#### INPUT RECORDS ####
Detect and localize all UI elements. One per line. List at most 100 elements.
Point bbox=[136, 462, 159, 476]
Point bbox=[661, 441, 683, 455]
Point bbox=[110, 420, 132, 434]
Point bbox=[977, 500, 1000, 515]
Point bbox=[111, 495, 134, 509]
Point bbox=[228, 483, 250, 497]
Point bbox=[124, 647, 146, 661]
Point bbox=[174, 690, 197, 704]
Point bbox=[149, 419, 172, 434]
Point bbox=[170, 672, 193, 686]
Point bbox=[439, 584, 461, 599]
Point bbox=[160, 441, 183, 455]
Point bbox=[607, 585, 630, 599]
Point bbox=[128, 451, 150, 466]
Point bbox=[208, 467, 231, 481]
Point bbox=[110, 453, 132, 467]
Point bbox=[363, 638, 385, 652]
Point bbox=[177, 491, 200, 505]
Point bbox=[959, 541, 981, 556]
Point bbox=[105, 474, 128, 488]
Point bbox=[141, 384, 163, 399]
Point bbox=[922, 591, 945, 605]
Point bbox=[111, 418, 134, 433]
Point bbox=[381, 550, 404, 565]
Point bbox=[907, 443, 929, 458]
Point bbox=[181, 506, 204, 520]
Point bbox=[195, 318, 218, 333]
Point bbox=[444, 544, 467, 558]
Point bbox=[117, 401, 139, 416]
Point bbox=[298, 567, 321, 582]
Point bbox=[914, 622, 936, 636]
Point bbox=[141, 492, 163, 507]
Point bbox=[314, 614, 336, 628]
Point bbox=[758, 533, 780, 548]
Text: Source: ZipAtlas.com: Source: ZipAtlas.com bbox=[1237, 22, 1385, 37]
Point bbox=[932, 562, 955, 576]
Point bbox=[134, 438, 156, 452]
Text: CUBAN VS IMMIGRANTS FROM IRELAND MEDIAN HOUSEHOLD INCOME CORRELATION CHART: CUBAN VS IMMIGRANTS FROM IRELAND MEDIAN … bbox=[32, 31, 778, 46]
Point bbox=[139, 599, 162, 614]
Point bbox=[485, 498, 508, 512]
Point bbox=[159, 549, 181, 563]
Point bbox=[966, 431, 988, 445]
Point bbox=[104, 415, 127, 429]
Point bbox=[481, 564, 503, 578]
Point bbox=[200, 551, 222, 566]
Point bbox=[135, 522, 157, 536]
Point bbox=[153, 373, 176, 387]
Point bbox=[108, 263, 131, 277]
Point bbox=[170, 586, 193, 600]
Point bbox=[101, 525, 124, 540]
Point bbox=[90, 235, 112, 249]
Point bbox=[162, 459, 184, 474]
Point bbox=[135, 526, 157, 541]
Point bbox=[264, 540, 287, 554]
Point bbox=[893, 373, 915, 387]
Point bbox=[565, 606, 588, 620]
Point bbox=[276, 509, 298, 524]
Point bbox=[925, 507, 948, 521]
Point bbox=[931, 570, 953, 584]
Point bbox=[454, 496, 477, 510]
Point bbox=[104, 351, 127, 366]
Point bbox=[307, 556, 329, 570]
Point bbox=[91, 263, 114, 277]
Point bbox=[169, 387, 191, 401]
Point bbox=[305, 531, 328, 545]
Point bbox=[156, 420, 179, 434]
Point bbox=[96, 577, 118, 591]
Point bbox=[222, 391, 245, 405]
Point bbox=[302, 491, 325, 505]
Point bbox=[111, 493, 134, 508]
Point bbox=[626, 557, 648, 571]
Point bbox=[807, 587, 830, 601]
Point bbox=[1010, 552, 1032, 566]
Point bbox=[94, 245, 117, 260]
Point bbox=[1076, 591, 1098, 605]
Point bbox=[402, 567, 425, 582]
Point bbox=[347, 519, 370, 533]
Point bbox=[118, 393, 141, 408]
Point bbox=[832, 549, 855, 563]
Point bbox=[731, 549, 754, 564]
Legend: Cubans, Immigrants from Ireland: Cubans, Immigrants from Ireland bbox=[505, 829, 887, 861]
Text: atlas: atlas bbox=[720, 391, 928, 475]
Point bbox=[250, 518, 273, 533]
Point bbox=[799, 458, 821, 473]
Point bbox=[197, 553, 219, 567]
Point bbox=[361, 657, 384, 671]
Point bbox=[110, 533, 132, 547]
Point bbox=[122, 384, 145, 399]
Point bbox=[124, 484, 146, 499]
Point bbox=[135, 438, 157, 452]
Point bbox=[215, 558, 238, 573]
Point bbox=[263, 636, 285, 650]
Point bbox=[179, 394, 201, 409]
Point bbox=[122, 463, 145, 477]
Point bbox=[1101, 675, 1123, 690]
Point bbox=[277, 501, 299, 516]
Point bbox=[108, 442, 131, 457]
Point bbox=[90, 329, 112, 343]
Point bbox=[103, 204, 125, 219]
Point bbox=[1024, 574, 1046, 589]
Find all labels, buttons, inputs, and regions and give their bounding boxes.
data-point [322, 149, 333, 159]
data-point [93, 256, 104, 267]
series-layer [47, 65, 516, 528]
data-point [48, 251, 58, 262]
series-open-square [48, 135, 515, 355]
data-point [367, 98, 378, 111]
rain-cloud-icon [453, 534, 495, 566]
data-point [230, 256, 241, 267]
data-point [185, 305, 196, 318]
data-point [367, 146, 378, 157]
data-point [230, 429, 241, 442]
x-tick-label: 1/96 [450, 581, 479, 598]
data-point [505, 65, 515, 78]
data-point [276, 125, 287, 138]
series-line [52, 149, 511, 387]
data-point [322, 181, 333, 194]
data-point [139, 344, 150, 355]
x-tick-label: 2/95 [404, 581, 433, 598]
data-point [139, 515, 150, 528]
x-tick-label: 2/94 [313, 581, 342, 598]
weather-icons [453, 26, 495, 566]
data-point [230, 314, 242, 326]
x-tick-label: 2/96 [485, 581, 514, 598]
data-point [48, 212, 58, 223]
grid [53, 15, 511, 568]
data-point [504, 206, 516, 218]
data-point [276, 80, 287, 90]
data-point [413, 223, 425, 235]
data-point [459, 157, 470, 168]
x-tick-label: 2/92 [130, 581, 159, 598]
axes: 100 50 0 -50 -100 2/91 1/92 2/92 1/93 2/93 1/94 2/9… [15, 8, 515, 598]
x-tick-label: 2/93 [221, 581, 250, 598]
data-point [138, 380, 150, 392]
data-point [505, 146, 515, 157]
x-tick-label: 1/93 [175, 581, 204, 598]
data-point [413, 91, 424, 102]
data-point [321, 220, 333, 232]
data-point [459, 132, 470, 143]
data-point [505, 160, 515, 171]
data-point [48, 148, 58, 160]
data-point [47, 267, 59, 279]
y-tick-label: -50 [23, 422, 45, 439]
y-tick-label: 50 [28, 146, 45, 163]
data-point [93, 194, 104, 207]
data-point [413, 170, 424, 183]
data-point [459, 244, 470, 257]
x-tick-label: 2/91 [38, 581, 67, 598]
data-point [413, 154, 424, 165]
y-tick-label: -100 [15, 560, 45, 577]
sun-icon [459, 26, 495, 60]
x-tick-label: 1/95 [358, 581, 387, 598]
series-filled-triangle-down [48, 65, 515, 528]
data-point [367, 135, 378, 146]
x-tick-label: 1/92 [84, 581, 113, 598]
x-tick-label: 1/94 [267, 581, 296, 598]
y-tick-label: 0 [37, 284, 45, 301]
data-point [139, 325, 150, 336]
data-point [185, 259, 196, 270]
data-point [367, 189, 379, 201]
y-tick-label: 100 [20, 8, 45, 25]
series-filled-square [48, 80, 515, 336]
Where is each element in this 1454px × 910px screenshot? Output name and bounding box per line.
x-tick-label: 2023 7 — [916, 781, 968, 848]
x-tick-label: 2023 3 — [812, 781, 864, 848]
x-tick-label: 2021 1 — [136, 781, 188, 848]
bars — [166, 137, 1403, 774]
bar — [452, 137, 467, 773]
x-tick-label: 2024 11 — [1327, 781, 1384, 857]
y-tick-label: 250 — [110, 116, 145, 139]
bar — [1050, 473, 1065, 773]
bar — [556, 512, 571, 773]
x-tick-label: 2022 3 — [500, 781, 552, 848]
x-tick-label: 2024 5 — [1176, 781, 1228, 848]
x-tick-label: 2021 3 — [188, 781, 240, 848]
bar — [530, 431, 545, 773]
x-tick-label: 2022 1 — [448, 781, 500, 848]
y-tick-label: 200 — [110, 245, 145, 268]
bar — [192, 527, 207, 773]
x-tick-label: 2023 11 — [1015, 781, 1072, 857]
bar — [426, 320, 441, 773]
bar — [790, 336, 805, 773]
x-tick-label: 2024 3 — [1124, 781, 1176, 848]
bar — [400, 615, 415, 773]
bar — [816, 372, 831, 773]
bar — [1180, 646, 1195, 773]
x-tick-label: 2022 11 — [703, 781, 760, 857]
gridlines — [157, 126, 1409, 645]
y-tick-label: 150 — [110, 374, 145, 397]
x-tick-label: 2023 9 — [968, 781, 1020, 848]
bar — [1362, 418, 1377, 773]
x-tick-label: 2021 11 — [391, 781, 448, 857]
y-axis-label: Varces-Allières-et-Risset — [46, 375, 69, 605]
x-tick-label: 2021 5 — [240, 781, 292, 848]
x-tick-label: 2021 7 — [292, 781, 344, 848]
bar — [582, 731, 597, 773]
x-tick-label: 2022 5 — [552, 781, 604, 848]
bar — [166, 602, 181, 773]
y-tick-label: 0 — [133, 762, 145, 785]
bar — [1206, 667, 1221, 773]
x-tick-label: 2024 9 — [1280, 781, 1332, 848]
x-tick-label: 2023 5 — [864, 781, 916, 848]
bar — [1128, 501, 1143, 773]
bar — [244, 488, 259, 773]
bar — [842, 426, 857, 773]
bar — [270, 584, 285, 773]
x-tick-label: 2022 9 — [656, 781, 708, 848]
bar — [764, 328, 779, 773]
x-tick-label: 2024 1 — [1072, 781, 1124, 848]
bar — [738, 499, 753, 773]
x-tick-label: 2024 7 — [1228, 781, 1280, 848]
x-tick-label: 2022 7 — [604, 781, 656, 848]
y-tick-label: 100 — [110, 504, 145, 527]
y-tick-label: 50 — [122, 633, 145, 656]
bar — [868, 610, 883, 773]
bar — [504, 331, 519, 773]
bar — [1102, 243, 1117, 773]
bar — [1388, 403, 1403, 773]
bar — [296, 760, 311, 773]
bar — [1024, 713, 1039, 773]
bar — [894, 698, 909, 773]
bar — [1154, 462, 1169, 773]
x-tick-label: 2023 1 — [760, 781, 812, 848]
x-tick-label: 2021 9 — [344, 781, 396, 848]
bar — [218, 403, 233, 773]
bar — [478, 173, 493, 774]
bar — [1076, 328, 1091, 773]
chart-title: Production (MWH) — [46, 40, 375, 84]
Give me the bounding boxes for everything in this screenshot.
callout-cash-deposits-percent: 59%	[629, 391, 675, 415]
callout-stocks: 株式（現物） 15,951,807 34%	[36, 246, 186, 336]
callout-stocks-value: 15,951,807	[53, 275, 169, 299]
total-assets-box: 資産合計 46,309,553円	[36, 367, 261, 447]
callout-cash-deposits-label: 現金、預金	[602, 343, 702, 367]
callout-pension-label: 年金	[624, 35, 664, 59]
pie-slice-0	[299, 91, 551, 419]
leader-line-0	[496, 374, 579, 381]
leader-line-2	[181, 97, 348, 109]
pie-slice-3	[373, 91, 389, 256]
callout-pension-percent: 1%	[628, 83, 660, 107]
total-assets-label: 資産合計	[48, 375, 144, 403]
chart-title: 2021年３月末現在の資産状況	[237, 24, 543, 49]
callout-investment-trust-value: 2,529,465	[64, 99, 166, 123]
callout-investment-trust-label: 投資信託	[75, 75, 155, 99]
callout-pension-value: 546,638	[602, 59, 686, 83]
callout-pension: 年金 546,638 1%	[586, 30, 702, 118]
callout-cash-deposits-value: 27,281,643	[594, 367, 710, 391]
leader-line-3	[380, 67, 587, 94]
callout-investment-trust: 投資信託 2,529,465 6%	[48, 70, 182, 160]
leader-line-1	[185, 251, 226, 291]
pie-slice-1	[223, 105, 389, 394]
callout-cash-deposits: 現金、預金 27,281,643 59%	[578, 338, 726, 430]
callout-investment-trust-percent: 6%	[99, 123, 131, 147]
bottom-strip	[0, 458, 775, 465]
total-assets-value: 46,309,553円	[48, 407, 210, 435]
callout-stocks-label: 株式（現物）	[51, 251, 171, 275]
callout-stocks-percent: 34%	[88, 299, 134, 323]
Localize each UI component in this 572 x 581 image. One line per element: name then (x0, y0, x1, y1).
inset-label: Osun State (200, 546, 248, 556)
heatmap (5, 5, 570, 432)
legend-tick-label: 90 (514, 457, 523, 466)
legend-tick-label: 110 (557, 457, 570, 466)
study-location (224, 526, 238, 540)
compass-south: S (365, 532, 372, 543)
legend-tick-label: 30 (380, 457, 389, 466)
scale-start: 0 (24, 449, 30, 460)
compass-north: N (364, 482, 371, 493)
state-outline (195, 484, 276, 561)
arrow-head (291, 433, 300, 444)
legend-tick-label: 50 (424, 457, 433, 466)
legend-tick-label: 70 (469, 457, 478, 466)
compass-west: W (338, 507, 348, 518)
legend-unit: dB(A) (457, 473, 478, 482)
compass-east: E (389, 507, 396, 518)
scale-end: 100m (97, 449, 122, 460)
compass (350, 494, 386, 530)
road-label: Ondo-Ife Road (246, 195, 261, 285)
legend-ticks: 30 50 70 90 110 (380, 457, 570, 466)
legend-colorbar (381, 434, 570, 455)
####
SET EXERCISE –
Copy the material word for word, from its very first line through the line that contains "Point bbox=[141, 492, 163, 507]".

SOLVED PROBLEM –
Detect and localize all UI elements. One per line. List at most 100 elements.
Point bbox=[136, 462, 159, 476]
Point bbox=[661, 441, 683, 455]
Point bbox=[110, 420, 132, 434]
Point bbox=[977, 500, 1000, 515]
Point bbox=[111, 495, 134, 509]
Point bbox=[228, 483, 250, 497]
Point bbox=[124, 647, 146, 661]
Point bbox=[174, 690, 197, 704]
Point bbox=[149, 419, 172, 434]
Point bbox=[170, 672, 193, 686]
Point bbox=[439, 584, 461, 599]
Point bbox=[160, 441, 183, 455]
Point bbox=[607, 585, 630, 599]
Point bbox=[128, 451, 150, 466]
Point bbox=[208, 467, 231, 481]
Point bbox=[110, 453, 132, 467]
Point bbox=[363, 638, 385, 652]
Point bbox=[177, 491, 200, 505]
Point bbox=[959, 541, 981, 556]
Point bbox=[105, 474, 128, 488]
Point bbox=[141, 384, 163, 399]
Point bbox=[922, 591, 945, 605]
Point bbox=[111, 418, 134, 433]
Point bbox=[381, 550, 404, 565]
Point bbox=[907, 443, 929, 458]
Point bbox=[181, 506, 204, 520]
Point bbox=[195, 318, 218, 333]
Point bbox=[444, 544, 467, 558]
Point bbox=[117, 401, 139, 416]
Point bbox=[298, 567, 321, 582]
Point bbox=[914, 622, 936, 636]
Point bbox=[141, 492, 163, 507]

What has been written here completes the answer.